GOAL: All of the data should be output character for character, except the pictures.

SUPPLIED DATA:
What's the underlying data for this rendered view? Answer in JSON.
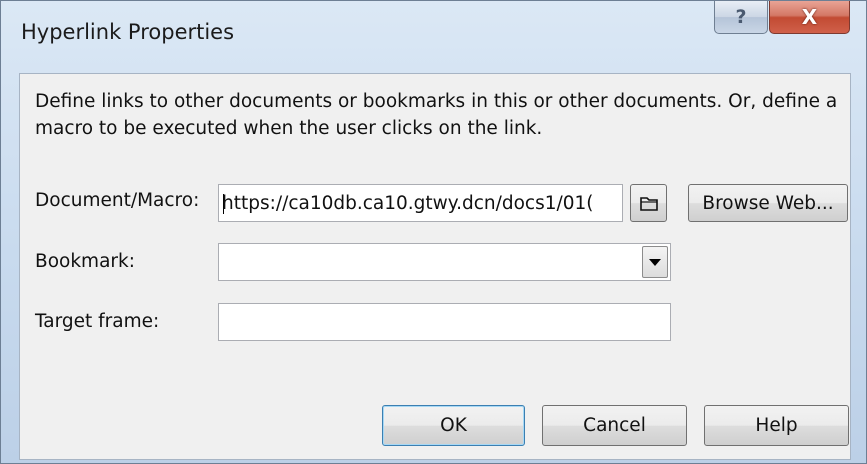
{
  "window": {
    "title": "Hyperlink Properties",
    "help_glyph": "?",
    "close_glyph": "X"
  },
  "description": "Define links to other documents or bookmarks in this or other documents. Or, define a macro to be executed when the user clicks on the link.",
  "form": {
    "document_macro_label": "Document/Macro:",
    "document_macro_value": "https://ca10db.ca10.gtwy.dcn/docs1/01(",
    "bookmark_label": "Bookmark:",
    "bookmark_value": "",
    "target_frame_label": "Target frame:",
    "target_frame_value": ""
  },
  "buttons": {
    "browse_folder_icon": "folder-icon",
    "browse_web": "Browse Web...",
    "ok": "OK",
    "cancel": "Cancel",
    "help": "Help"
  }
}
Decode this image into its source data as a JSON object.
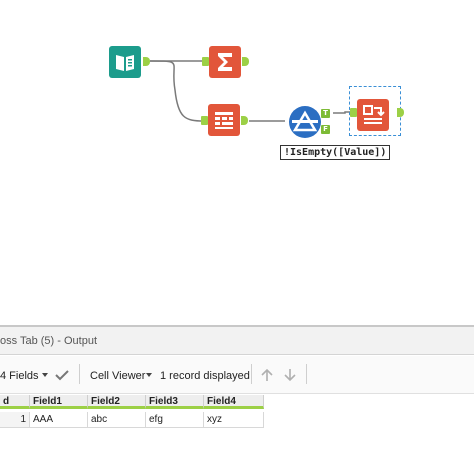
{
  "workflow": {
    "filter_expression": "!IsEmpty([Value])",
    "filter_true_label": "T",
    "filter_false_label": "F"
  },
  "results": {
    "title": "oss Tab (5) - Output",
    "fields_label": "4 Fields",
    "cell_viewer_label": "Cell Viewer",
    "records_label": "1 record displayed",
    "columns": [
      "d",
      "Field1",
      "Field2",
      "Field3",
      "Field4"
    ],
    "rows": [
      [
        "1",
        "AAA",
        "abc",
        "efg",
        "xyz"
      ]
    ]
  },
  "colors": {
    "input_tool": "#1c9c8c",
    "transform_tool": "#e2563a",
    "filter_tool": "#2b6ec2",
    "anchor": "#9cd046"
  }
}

THE SOLUTION:
What's the underlying data for this rendered view? Answer in JSON.
{
  "window": {
    "title": "Hyperlink Properties",
    "help_glyph": "?",
    "close_glyph": "X"
  },
  "description": "Define links to other documents or bookmarks in this or other documents. Or, define a macro to be executed when the user clicks on the link.",
  "form": {
    "document_macro_label": "Document/Macro:",
    "document_macro_value": "https://ca10db.ca10.gtwy.dcn/docs1/01(",
    "bookmark_label": "Bookmark:",
    "bookmark_value": "",
    "target_frame_label": "Target frame:",
    "target_frame_value": ""
  },
  "buttons": {
    "browse_folder_icon": "folder-icon",
    "browse_web": "Browse Web...",
    "ok": "OK",
    "cancel": "Cancel",
    "help": "Help"
  }
}
Decode this image into its source data as a JSON object.
{
  "workflow": {
    "filter_expression": "!IsEmpty([Value])",
    "filter_true_label": "T",
    "filter_false_label": "F"
  },
  "results": {
    "title": "oss Tab (5) - Output",
    "fields_label": "4 Fields",
    "cell_viewer_label": "Cell Viewer",
    "records_label": "1 record displayed",
    "columns": [
      "d",
      "Field1",
      "Field2",
      "Field3",
      "Field4"
    ],
    "rows": [
      [
        "1",
        "AAA",
        "abc",
        "efg",
        "xyz"
      ]
    ]
  },
  "colors": {
    "input_tool": "#1c9c8c",
    "transform_tool": "#e2563a",
    "filter_tool": "#2b6ec2",
    "anchor": "#9cd046"
  }
}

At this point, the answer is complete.